##### EXTRACTED DATA

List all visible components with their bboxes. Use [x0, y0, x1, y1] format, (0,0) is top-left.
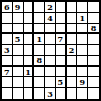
- cell-r8c8-given: 9: [77, 77, 88, 88]
- cell-r4c3-empty[interactable]: [24, 34, 35, 45]
- cell-r1c5-given: 2: [45, 2, 56, 13]
- cell-r4c2-given: 5: [13, 34, 24, 45]
- cell-r5c9-empty[interactable]: [88, 45, 99, 56]
- cell-r2c6-empty[interactable]: [56, 13, 67, 24]
- cell-r5c6-empty[interactable]: [56, 45, 67, 56]
- cell-r3c9-given: 8: [88, 24, 99, 35]
- cell-r6c9-empty[interactable]: [88, 56, 99, 67]
- cell-r7c8-empty[interactable]: [77, 67, 88, 78]
- cell-r4c6-given: 7: [56, 34, 67, 45]
- cell-r6c4-given: 8: [34, 56, 45, 67]
- cell-r9c3-empty[interactable]: [24, 88, 35, 99]
- cell-r1c9-empty[interactable]: [88, 2, 99, 13]
- cell-r9c8-empty[interactable]: [77, 88, 88, 99]
- cell-r3c5-empty[interactable]: [45, 24, 56, 35]
- cell-r6c5-empty[interactable]: [45, 56, 56, 67]
- cell-r4c7-empty[interactable]: [67, 34, 78, 45]
- cell-r6c6-empty[interactable]: [56, 56, 67, 67]
- cell-r3c2-empty[interactable]: [13, 24, 24, 35]
- cell-r9c2-empty[interactable]: [13, 88, 24, 99]
- cell-r1c3-empty[interactable]: [24, 2, 35, 13]
- cell-r5c7-given: 2: [67, 45, 78, 56]
- cell-r7c2-empty[interactable]: [13, 67, 24, 78]
- cell-r3c1-empty[interactable]: [2, 24, 13, 35]
- cell-r3c3-empty[interactable]: [24, 24, 35, 35]
- cell-r1c4-empty[interactable]: [34, 2, 45, 13]
- cell-r4c5-empty[interactable]: [45, 34, 56, 45]
- cell-r4c8-empty[interactable]: [77, 34, 88, 45]
- cell-r5c8-empty[interactable]: [77, 45, 88, 56]
- cell-r2c7-empty[interactable]: [67, 13, 78, 24]
- cell-r2c9-empty[interactable]: [88, 13, 99, 24]
- cell-r1c2-given: 9: [13, 2, 24, 13]
- cell-r1c8-empty[interactable]: [77, 2, 88, 13]
- cell-r8c7-empty[interactable]: [67, 77, 78, 88]
- cell-r4c9-empty[interactable]: [88, 34, 99, 45]
- cell-r3c4-empty[interactable]: [34, 24, 45, 35]
- cell-r8c5-empty[interactable]: [45, 77, 56, 88]
- cell-r4c4-given: 1: [34, 34, 45, 45]
- cell-r9c5-given: 3: [45, 88, 56, 99]
- cell-r7c3-given: 1: [24, 67, 35, 78]
- cell-r9c6-empty[interactable]: [56, 88, 67, 99]
- cell-r7c1-given: 7: [2, 67, 13, 78]
- cell-r3c8-empty[interactable]: [77, 24, 88, 35]
- cell-r7c7-empty[interactable]: [67, 67, 78, 78]
- cell-r7c6-empty[interactable]: [56, 67, 67, 78]
- cell-r6c8-empty[interactable]: [77, 56, 88, 67]
- cell-r4c1-empty[interactable]: [2, 34, 13, 45]
- cell-r7c9-empty[interactable]: [88, 67, 99, 78]
- cell-r3c7-empty[interactable]: [67, 24, 78, 35]
- cell-r6c1-empty[interactable]: [2, 56, 13, 67]
- cell-r2c1-empty[interactable]: [2, 13, 13, 24]
- cell-r9c1-empty[interactable]: [2, 88, 13, 99]
- cell-r5c1-given: 3: [2, 45, 13, 56]
- cell-r8c9-empty[interactable]: [88, 77, 99, 88]
- cell-r9c7-empty[interactable]: [67, 88, 78, 99]
- cell-r2c8-given: 1: [77, 13, 88, 24]
- cell-r6c2-empty[interactable]: [13, 56, 24, 67]
- cell-r1c1-given: 6: [2, 2, 13, 13]
- cell-r7c5-empty[interactable]: [45, 67, 56, 78]
- cell-r9c9-empty[interactable]: [88, 88, 99, 99]
- cell-r8c4-empty[interactable]: [34, 77, 45, 88]
- cell-r5c5-empty[interactable]: [45, 45, 56, 56]
- cell-r8c3-empty[interactable]: [24, 77, 35, 88]
- cell-r1c6-empty[interactable]: [56, 2, 67, 13]
- cell-r6c7-empty[interactable]: [67, 56, 78, 67]
- cell-r3c6-empty[interactable]: [56, 24, 67, 35]
- cell-r1c7-empty[interactable]: [67, 2, 78, 13]
- cell-r5c2-empty[interactable]: [13, 45, 24, 56]
- cell-r6c3-empty[interactable]: [24, 56, 35, 67]
- cell-r8c1-empty[interactable]: [2, 77, 13, 88]
- cell-r5c3-empty[interactable]: [24, 45, 35, 56]
- cell-r7c4-empty[interactable]: [34, 67, 45, 78]
- cell-r9c4-empty[interactable]: [34, 88, 45, 99]
- sudoku-board: 69241851732871593: [0, 0, 101, 101]
- cell-r2c3-empty[interactable]: [24, 13, 35, 24]
- cell-r5c4-empty[interactable]: [34, 45, 45, 56]
- cell-r8c6-given: 5: [56, 77, 67, 88]
- cell-r2c5-given: 4: [45, 13, 56, 24]
- cell-r8c2-empty[interactable]: [13, 77, 24, 88]
- cell-r2c4-empty[interactable]: [34, 13, 45, 24]
- cell-r2c2-empty[interactable]: [13, 13, 24, 24]
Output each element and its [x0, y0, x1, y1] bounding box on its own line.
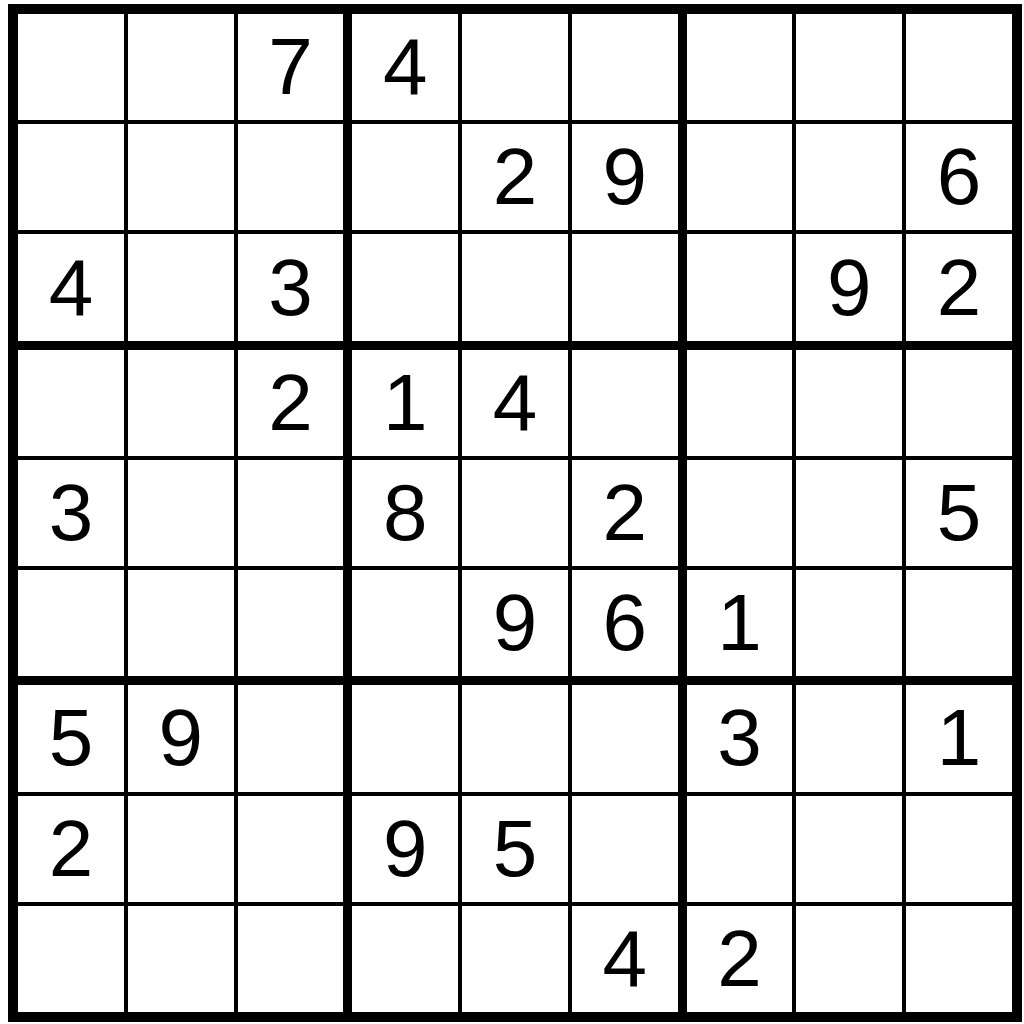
sudoku-board: 7434296922314829651592954312: [8, 4, 1022, 1022]
cell-r7c1: 5: [18, 685, 124, 791]
cell-r5c6: 2: [572, 460, 678, 566]
cell-r9c3[interactable]: [238, 906, 344, 1012]
cell-r6c4[interactable]: [352, 570, 458, 676]
cell-r9c9[interactable]: [906, 906, 1012, 1012]
cell-r1c7[interactable]: [687, 14, 793, 120]
box-9: 312: [687, 685, 1012, 1012]
cell-r9c4[interactable]: [352, 906, 458, 1012]
cell-r4c2[interactable]: [128, 350, 234, 456]
cell-r6c2[interactable]: [128, 570, 234, 676]
cell-r9c5[interactable]: [462, 906, 568, 1012]
cell-r7c5[interactable]: [462, 685, 568, 791]
cell-r6c1[interactable]: [18, 570, 124, 676]
cell-r4c3: 2: [238, 350, 344, 456]
cell-r4c5: 4: [462, 350, 568, 456]
cell-r8c1: 2: [18, 796, 124, 902]
cell-r3c9: 2: [906, 234, 1012, 340]
cell-r1c5[interactable]: [462, 14, 568, 120]
cell-r4c1[interactable]: [18, 350, 124, 456]
cell-r1c4: 4: [352, 14, 458, 120]
cell-r9c1[interactable]: [18, 906, 124, 1012]
cell-r4c8[interactable]: [796, 350, 902, 456]
cell-r6c6: 6: [572, 570, 678, 676]
cell-r3c1: 4: [18, 234, 124, 340]
cell-r1c2[interactable]: [128, 14, 234, 120]
cell-r7c9: 1: [906, 685, 1012, 791]
cell-r4c7[interactable]: [687, 350, 793, 456]
cell-r5c3[interactable]: [238, 460, 344, 566]
cell-r5c8[interactable]: [796, 460, 902, 566]
cell-r7c6[interactable]: [572, 685, 678, 791]
cell-r3c2[interactable]: [128, 234, 234, 340]
box-5: 148296: [352, 350, 677, 677]
box-7: 592: [18, 685, 343, 1012]
box-2: 429: [352, 14, 677, 341]
page: 7434296922314829651592954312: [0, 0, 1024, 1024]
cell-r3c8: 9: [796, 234, 902, 340]
cell-r9c7: 2: [687, 906, 793, 1012]
cell-r2c1[interactable]: [18, 124, 124, 230]
box-3: 692: [687, 14, 1012, 341]
cell-r5c2[interactable]: [128, 460, 234, 566]
cell-r2c4[interactable]: [352, 124, 458, 230]
cell-r1c1[interactable]: [18, 14, 124, 120]
cell-r6c7: 1: [687, 570, 793, 676]
cell-r6c5: 9: [462, 570, 568, 676]
cell-r7c3[interactable]: [238, 685, 344, 791]
cell-r8c7[interactable]: [687, 796, 793, 902]
cell-r5c9: 5: [906, 460, 1012, 566]
cell-r2c6: 9: [572, 124, 678, 230]
cell-r8c2[interactable]: [128, 796, 234, 902]
box-4: 23: [18, 350, 343, 677]
cell-r9c6: 4: [572, 906, 678, 1012]
cell-r2c8[interactable]: [796, 124, 902, 230]
cell-r8c5: 5: [462, 796, 568, 902]
cell-r5c5[interactable]: [462, 460, 568, 566]
cell-r2c5: 2: [462, 124, 568, 230]
cell-r6c8[interactable]: [796, 570, 902, 676]
cell-r3c4[interactable]: [352, 234, 458, 340]
box-6: 51: [687, 350, 1012, 677]
cell-r2c9: 6: [906, 124, 1012, 230]
cell-r4c6[interactable]: [572, 350, 678, 456]
cell-r9c2[interactable]: [128, 906, 234, 1012]
cell-r3c3: 3: [238, 234, 344, 340]
cell-r1c9[interactable]: [906, 14, 1012, 120]
cell-r7c7: 3: [687, 685, 793, 791]
cell-r2c3[interactable]: [238, 124, 344, 230]
box-1: 743: [18, 14, 343, 341]
cell-r5c1: 3: [18, 460, 124, 566]
cell-r5c4: 8: [352, 460, 458, 566]
cell-r3c7[interactable]: [687, 234, 793, 340]
cell-r4c9[interactable]: [906, 350, 1012, 456]
cell-r8c8[interactable]: [796, 796, 902, 902]
cell-r6c9[interactable]: [906, 570, 1012, 676]
cell-r8c3[interactable]: [238, 796, 344, 902]
cell-r1c6[interactable]: [572, 14, 678, 120]
cell-r2c7[interactable]: [687, 124, 793, 230]
cell-r7c4[interactable]: [352, 685, 458, 791]
cell-r5c7[interactable]: [687, 460, 793, 566]
box-8: 954: [352, 685, 677, 1012]
cell-r4c4: 1: [352, 350, 458, 456]
cell-r8c9[interactable]: [906, 796, 1012, 902]
cell-r7c8[interactable]: [796, 685, 902, 791]
cell-r7c2: 9: [128, 685, 234, 791]
cell-r1c8[interactable]: [796, 14, 902, 120]
cell-r3c6[interactable]: [572, 234, 678, 340]
cell-r6c3[interactable]: [238, 570, 344, 676]
cell-r8c6[interactable]: [572, 796, 678, 902]
cell-r8c4: 9: [352, 796, 458, 902]
cell-r3c5[interactable]: [462, 234, 568, 340]
cell-r1c3: 7: [238, 14, 344, 120]
cell-r2c2[interactable]: [128, 124, 234, 230]
cell-r9c8[interactable]: [796, 906, 902, 1012]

##########

#### SET PROBLEM
Can you output, unchanged, the part of the material that opens with the line containing "sudoku-board: 7434296922314829651592954312: [8, 4, 1022, 1022]" and closes with the line containing "cell-r3c1: 4: [18, 234, 124, 340]", including both of those lines?

#### RESPONSE FOR THIS EXERCISE
sudoku-board: 7434296922314829651592954312: [8, 4, 1022, 1022]
cell-r7c1: 5: [18, 685, 124, 791]
cell-r5c6: 2: [572, 460, 678, 566]
cell-r9c3[interactable]: [238, 906, 344, 1012]
cell-r6c4[interactable]: [352, 570, 458, 676]
cell-r9c9[interactable]: [906, 906, 1012, 1012]
cell-r1c7[interactable]: [687, 14, 793, 120]
box-9: 312: [687, 685, 1012, 1012]
cell-r9c4[interactable]: [352, 906, 458, 1012]
cell-r4c2[interactable]: [128, 350, 234, 456]
cell-r6c2[interactable]: [128, 570, 234, 676]
cell-r9c5[interactable]: [462, 906, 568, 1012]
cell-r7c5[interactable]: [462, 685, 568, 791]
cell-r6c1[interactable]: [18, 570, 124, 676]
cell-r4c3: 2: [238, 350, 344, 456]
cell-r4c5: 4: [462, 350, 568, 456]
cell-r8c1: 2: [18, 796, 124, 902]
cell-r3c9: 2: [906, 234, 1012, 340]
cell-r1c5[interactable]: [462, 14, 568, 120]
cell-r4c1[interactable]: [18, 350, 124, 456]
cell-r1c4: 4: [352, 14, 458, 120]
cell-r9c1[interactable]: [18, 906, 124, 1012]
cell-r4c8[interactable]: [796, 350, 902, 456]
cell-r6c6: 6: [572, 570, 678, 676]
cell-r3c1: 4: [18, 234, 124, 340]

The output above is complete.